__Set task__.
Reproduce exactly the entries from the "Give me the" line to the end. Skip all pictures.

++++ Data supplied ++++

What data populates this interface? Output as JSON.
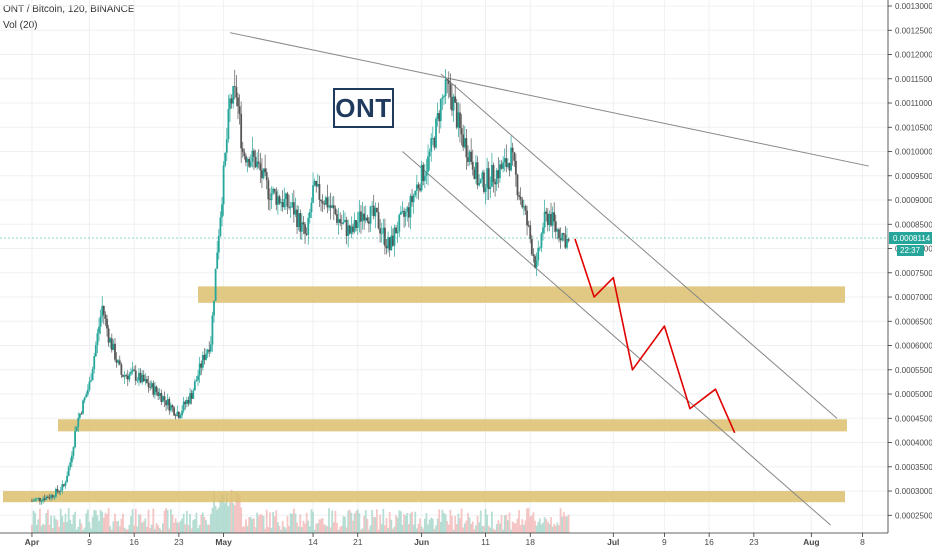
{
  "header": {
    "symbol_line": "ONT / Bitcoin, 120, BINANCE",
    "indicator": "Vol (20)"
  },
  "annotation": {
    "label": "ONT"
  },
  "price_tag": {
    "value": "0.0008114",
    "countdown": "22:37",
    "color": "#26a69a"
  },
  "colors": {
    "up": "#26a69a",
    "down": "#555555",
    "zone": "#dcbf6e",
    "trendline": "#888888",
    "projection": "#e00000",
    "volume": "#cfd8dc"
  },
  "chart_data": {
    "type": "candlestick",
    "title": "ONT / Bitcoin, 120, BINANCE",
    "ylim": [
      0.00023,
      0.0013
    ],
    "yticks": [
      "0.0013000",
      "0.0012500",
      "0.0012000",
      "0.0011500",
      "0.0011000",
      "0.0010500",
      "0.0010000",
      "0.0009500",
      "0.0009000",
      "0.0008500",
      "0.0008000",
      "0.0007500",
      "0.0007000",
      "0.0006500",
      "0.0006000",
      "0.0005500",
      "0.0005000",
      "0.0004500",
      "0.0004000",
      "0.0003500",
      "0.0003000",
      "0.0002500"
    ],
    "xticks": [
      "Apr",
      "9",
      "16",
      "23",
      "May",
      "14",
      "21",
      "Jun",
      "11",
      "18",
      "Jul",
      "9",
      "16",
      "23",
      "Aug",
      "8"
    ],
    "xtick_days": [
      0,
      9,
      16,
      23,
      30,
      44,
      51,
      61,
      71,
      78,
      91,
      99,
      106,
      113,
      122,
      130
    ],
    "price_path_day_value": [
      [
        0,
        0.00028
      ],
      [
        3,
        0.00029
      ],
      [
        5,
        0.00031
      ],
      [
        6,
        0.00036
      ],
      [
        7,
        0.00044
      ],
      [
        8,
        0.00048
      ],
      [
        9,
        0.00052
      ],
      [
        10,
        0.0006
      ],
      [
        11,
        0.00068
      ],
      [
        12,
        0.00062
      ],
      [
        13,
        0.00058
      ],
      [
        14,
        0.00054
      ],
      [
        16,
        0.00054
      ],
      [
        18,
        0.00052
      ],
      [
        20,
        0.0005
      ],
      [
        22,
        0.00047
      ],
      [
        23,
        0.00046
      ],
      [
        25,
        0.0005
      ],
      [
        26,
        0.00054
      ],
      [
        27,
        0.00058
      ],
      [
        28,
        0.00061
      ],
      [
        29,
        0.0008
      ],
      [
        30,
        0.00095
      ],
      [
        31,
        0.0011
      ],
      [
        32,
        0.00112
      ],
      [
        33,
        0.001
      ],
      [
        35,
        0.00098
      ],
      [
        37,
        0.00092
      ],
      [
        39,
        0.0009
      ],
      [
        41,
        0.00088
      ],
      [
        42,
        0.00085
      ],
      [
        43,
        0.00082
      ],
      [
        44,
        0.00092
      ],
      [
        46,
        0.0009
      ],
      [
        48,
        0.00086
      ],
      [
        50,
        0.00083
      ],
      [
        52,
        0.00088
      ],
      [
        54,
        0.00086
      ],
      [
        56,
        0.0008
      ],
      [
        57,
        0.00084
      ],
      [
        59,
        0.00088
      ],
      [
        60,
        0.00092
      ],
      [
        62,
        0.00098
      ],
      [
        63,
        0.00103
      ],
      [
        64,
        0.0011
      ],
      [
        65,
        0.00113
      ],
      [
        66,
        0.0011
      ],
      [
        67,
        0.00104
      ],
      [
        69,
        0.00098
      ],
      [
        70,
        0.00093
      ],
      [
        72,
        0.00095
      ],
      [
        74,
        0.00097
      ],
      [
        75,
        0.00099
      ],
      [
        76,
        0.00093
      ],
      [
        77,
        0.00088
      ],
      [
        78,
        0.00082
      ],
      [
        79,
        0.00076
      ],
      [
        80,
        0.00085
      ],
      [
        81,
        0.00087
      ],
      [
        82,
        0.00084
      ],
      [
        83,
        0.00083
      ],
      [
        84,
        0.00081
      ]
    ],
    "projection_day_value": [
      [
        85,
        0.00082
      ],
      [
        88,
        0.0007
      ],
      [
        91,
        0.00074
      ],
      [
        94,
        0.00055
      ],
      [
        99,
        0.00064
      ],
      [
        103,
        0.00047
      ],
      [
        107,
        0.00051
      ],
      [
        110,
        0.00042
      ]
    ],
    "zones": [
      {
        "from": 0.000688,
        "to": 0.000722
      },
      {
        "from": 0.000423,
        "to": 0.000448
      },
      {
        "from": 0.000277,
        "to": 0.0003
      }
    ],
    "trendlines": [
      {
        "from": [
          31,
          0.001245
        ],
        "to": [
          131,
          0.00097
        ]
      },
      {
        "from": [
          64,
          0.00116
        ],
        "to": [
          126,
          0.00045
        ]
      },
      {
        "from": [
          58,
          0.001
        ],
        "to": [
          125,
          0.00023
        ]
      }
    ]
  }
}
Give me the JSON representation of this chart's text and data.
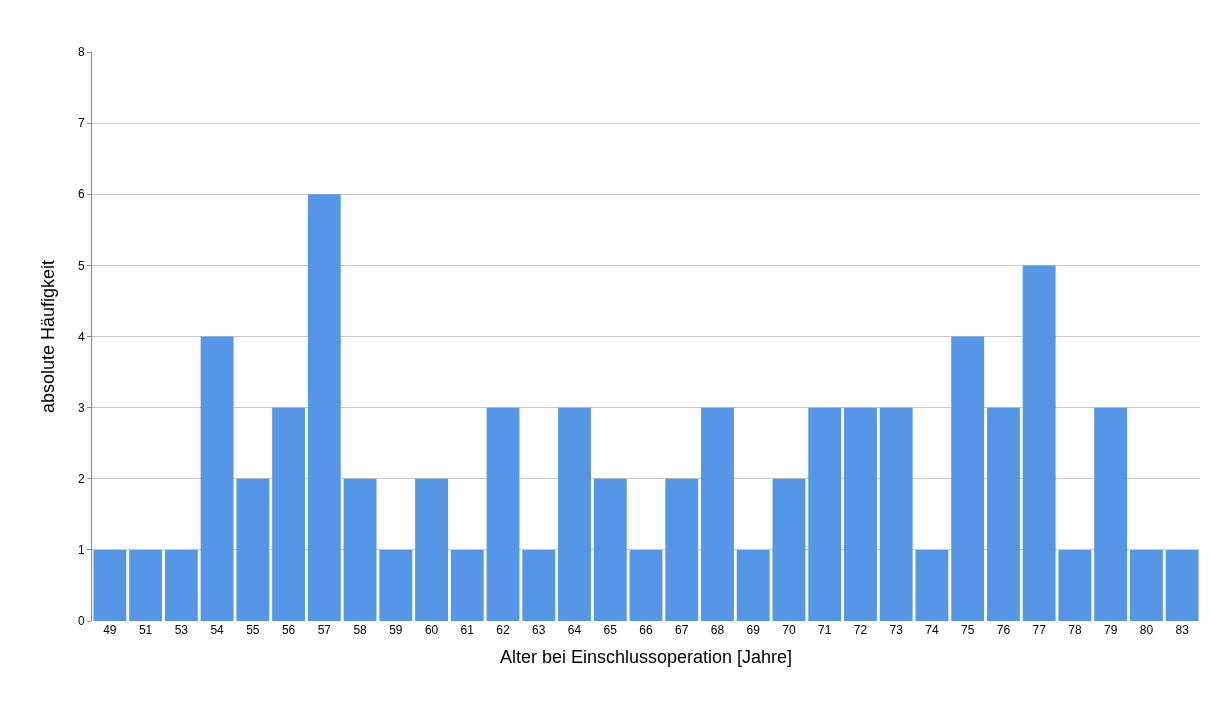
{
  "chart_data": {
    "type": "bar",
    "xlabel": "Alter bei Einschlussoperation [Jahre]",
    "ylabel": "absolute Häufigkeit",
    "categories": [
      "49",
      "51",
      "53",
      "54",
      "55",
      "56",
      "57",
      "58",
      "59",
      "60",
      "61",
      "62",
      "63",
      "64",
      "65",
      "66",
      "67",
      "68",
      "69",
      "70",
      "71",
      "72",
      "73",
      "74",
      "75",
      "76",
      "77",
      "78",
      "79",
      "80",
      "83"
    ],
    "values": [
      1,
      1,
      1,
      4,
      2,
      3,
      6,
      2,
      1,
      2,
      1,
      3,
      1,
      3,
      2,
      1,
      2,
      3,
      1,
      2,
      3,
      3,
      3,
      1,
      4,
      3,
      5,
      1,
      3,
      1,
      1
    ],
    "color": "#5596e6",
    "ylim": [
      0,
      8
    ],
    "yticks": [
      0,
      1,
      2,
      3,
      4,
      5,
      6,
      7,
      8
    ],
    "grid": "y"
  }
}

++++

__Worked solution__.
Give me the JSON representation of this chart's text and data.
{
  "chart_data": {
    "type": "bar",
    "xlabel": "Alter bei Einschlussoperation [Jahre]",
    "ylabel": "absolute Häufigkeit",
    "categories": [
      "49",
      "51",
      "53",
      "54",
      "55",
      "56",
      "57",
      "58",
      "59",
      "60",
      "61",
      "62",
      "63",
      "64",
      "65",
      "66",
      "67",
      "68",
      "69",
      "70",
      "71",
      "72",
      "73",
      "74",
      "75",
      "76",
      "77",
      "78",
      "79",
      "80",
      "83"
    ],
    "values": [
      1,
      1,
      1,
      4,
      2,
      3,
      6,
      2,
      1,
      2,
      1,
      3,
      1,
      3,
      2,
      1,
      2,
      3,
      1,
      2,
      3,
      3,
      3,
      1,
      4,
      3,
      5,
      1,
      3,
      1,
      1
    ],
    "color": "#5596e6",
    "ylim": [
      0,
      8
    ],
    "yticks": [
      0,
      1,
      2,
      3,
      4,
      5,
      6,
      7,
      8
    ],
    "grid": "y"
  }
}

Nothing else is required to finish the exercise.